## start EXERCISE INPUT

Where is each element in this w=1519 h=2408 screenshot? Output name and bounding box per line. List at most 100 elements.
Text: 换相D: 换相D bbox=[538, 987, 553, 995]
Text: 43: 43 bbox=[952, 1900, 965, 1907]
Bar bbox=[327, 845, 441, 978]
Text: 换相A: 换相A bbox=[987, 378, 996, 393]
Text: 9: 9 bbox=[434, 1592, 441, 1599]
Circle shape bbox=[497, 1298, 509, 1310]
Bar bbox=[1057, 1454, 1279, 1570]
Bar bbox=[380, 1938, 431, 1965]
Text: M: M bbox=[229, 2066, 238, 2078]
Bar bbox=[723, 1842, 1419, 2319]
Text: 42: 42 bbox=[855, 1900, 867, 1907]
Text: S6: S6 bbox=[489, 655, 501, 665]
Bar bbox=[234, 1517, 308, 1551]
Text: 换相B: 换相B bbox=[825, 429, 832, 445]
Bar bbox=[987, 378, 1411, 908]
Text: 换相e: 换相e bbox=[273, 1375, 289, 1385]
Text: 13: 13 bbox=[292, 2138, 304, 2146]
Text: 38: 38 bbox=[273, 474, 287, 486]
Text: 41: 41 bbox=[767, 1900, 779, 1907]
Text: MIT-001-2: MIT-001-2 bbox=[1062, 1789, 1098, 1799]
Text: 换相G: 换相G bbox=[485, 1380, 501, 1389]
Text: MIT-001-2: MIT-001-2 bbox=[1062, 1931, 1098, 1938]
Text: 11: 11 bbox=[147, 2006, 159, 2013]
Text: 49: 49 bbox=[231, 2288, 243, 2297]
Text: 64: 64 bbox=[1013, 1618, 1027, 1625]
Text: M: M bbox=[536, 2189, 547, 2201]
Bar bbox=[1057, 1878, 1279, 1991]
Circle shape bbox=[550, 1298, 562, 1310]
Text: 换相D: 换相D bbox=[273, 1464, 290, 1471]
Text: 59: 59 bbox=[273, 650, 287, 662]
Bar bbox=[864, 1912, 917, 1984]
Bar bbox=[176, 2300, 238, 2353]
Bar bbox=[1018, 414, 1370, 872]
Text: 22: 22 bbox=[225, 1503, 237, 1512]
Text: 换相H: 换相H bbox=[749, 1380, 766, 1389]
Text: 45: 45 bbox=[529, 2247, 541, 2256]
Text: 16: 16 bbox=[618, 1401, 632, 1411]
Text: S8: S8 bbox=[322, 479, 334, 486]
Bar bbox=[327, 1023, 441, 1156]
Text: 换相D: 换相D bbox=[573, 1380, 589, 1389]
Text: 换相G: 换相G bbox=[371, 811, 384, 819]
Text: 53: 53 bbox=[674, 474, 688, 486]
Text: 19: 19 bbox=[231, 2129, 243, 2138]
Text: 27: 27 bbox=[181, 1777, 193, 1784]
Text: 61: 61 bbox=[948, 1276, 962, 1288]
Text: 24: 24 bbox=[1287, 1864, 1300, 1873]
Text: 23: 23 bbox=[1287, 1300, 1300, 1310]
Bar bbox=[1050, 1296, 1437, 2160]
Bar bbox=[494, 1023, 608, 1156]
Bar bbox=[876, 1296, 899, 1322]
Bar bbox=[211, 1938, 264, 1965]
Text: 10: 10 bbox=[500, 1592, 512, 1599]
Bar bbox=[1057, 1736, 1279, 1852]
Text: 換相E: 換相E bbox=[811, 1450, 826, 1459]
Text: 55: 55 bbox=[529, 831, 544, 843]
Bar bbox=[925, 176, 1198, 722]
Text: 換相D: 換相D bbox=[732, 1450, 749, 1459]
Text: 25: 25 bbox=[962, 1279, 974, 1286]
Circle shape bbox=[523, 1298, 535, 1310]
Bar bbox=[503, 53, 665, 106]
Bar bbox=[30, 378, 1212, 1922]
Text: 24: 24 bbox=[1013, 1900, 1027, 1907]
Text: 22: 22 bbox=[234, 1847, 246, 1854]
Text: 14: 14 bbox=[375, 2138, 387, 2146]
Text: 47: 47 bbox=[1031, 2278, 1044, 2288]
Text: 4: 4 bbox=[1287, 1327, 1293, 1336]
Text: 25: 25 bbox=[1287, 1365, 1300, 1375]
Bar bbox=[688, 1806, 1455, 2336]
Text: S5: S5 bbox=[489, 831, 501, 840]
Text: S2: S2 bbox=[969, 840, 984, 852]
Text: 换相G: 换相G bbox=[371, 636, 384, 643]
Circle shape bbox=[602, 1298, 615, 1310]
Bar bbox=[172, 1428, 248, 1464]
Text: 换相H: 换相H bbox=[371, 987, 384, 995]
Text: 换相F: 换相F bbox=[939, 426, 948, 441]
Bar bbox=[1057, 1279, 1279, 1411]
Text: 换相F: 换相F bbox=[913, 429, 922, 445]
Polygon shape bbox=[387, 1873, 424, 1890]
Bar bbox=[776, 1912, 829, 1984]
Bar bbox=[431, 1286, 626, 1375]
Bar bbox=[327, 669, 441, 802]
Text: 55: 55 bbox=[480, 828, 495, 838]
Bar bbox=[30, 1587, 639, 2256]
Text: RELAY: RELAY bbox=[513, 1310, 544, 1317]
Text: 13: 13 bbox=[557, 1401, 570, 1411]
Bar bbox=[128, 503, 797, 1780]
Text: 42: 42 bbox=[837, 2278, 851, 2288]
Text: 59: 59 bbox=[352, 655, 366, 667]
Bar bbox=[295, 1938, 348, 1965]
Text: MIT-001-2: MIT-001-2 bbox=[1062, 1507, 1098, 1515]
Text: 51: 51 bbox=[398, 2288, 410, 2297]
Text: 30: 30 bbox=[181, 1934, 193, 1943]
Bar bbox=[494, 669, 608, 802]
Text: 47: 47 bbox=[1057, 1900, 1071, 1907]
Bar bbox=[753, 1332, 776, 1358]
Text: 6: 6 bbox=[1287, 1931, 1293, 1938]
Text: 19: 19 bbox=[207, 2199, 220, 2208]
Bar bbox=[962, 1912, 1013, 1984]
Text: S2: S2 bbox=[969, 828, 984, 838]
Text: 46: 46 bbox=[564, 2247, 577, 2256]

## end EXERCISE INPUT

Lay out every line of the entries above as a numbered list, leaving out any blank lines.

§ RESPONSE TO THE EXERCISE
1. Where is each element in this w=1519 h=2408 screenshot? Output name and bounding box per line. List at most 100 elements.
2. Text: 换相D: 换相D bbox=[538, 987, 553, 995]
3. Text: 43: 43 bbox=[952, 1900, 965, 1907]
4. Bar bbox=[327, 845, 441, 978]
5. Text: 换相A: 换相A bbox=[987, 378, 996, 393]
6. Text: 9: 9 bbox=[434, 1592, 441, 1599]
7. Circle shape bbox=[497, 1298, 509, 1310]
8. Bar bbox=[1057, 1454, 1279, 1570]
9. Bar bbox=[380, 1938, 431, 1965]
10. Text: M: M bbox=[229, 2066, 238, 2078]
11. Bar bbox=[723, 1842, 1419, 2319]
12. Text: 42: 42 bbox=[855, 1900, 867, 1907]
13. Text: S6: S6 bbox=[489, 655, 501, 665]
14. Bar bbox=[234, 1517, 308, 1551]
15. Text: 换相B: 换相B bbox=[825, 429, 832, 445]
16. Bar bbox=[987, 378, 1411, 908]
17. Text: 换相e: 换相e bbox=[273, 1375, 289, 1385]
18. Text: 13: 13 bbox=[292, 2138, 304, 2146]
19. Text: 38: 38 bbox=[273, 474, 287, 486]
20. Text: 41: 41 bbox=[767, 1900, 779, 1907]
21. Text: MIT-001-2: MIT-001-2 bbox=[1062, 1789, 1098, 1799]
22. Text: 换相G: 换相G bbox=[485, 1380, 501, 1389]
23. Text: MIT-001-2: MIT-001-2 bbox=[1062, 1931, 1098, 1938]
24. Text: 11: 11 bbox=[147, 2006, 159, 2013]
25. Text: 49: 49 bbox=[231, 2288, 243, 2297]
26. Text: 64: 64 bbox=[1013, 1618, 1027, 1625]
27. Text: M: M bbox=[536, 2189, 547, 2201]
28. Bar bbox=[1057, 1878, 1279, 1991]
29. Circle shape bbox=[550, 1298, 562, 1310]
30. Text: 换相D: 换相D bbox=[273, 1464, 290, 1471]
31. Text: 59: 59 bbox=[273, 650, 287, 662]
32. Bar bbox=[864, 1912, 917, 1984]
33. Bar bbox=[176, 2300, 238, 2353]
34. Bar bbox=[1018, 414, 1370, 872]
35. Text: 22: 22 bbox=[225, 1503, 237, 1512]
36. Text: 换相H: 换相H bbox=[749, 1380, 766, 1389]
37. Text: 45: 45 bbox=[529, 2247, 541, 2256]
38. Text: 16: 16 bbox=[618, 1401, 632, 1411]
39. Text: S8: S8 bbox=[322, 479, 334, 486]
40. Bar bbox=[327, 1023, 441, 1156]
41. Text: 换相D: 换相D bbox=[573, 1380, 589, 1389]
42. Text: 换相G: 换相G bbox=[371, 811, 384, 819]
43. Text: 53: 53 bbox=[674, 474, 688, 486]
44. Text: 19: 19 bbox=[231, 2129, 243, 2138]
45. Text: 27: 27 bbox=[181, 1777, 193, 1784]
46. Text: 61: 61 bbox=[948, 1276, 962, 1288]
47. Text: 24: 24 bbox=[1287, 1864, 1300, 1873]
48. Text: 23: 23 bbox=[1287, 1300, 1300, 1310]
49. Bar bbox=[1050, 1296, 1437, 2160]
50. Bar bbox=[494, 1023, 608, 1156]
51. Bar bbox=[876, 1296, 899, 1322]
52. Bar bbox=[211, 1938, 264, 1965]
53. Text: 10: 10 bbox=[500, 1592, 512, 1599]
54. Bar bbox=[1057, 1736, 1279, 1852]
55. Text: 換相E: 換相E bbox=[811, 1450, 826, 1459]
56. Text: 55: 55 bbox=[529, 831, 544, 843]
57. Bar bbox=[925, 176, 1198, 722]
58. Text: 換相D: 換相D bbox=[732, 1450, 749, 1459]
59. Text: 25: 25 bbox=[962, 1279, 974, 1286]
60. Circle shape bbox=[523, 1298, 535, 1310]
61. Bar bbox=[503, 53, 665, 106]
62. Bar bbox=[30, 378, 1212, 1922]
63. Text: 24: 24 bbox=[1013, 1900, 1027, 1907]
64. Text: 22: 22 bbox=[234, 1847, 246, 1854]
65. Text: 14: 14 bbox=[375, 2138, 387, 2146]
66. Text: 47: 47 bbox=[1031, 2278, 1044, 2288]
67. Text: 4: 4 bbox=[1287, 1327, 1293, 1336]
68. Text: 25: 25 bbox=[1287, 1365, 1300, 1375]
69. Bar bbox=[688, 1806, 1455, 2336]
70. Text: S5: S5 bbox=[489, 831, 501, 840]
71. Text: S2: S2 bbox=[969, 840, 984, 852]
72. Text: 换相G: 换相G bbox=[371, 636, 384, 643]
73. Circle shape bbox=[602, 1298, 615, 1310]
74. Bar bbox=[172, 1428, 248, 1464]
75. Text: 换相H: 换相H bbox=[371, 987, 384, 995]
76. Text: 换相F: 换相F bbox=[939, 426, 948, 441]
77. Bar bbox=[1057, 1279, 1279, 1411]
78. Text: 换相F: 换相F bbox=[913, 429, 922, 445]
79. Polygon shape bbox=[387, 1873, 424, 1890]
80. Bar bbox=[776, 1912, 829, 1984]
81. Bar bbox=[431, 1286, 626, 1375]
82. Bar bbox=[327, 669, 441, 802]
83. Text: 55: 55 bbox=[480, 828, 495, 838]
84. Bar bbox=[30, 1587, 639, 2256]
85. Text: RELAY: RELAY bbox=[513, 1310, 544, 1317]
86. Text: 13: 13 bbox=[557, 1401, 570, 1411]
87. Bar bbox=[128, 503, 797, 1780]
88. Text: 42: 42 bbox=[837, 2278, 851, 2288]
89. Text: 59: 59 bbox=[352, 655, 366, 667]
90. Bar bbox=[295, 1938, 348, 1965]
91. Text: MIT-001-2: MIT-001-2 bbox=[1062, 1507, 1098, 1515]
92. Text: 51: 51 bbox=[398, 2288, 410, 2297]
93. Text: 30: 30 bbox=[181, 1934, 193, 1943]
94. Bar bbox=[494, 669, 608, 802]
95. Text: 47: 47 bbox=[1057, 1900, 1071, 1907]
96. Bar bbox=[753, 1332, 776, 1358]
97. Text: 6: 6 bbox=[1287, 1931, 1293, 1938]
98. Text: 19: 19 bbox=[207, 2199, 220, 2208]
99. Bar bbox=[962, 1912, 1013, 1984]
100. Text: S2: S2 bbox=[969, 828, 984, 838]
101. Text: 46: 46 bbox=[564, 2247, 577, 2256]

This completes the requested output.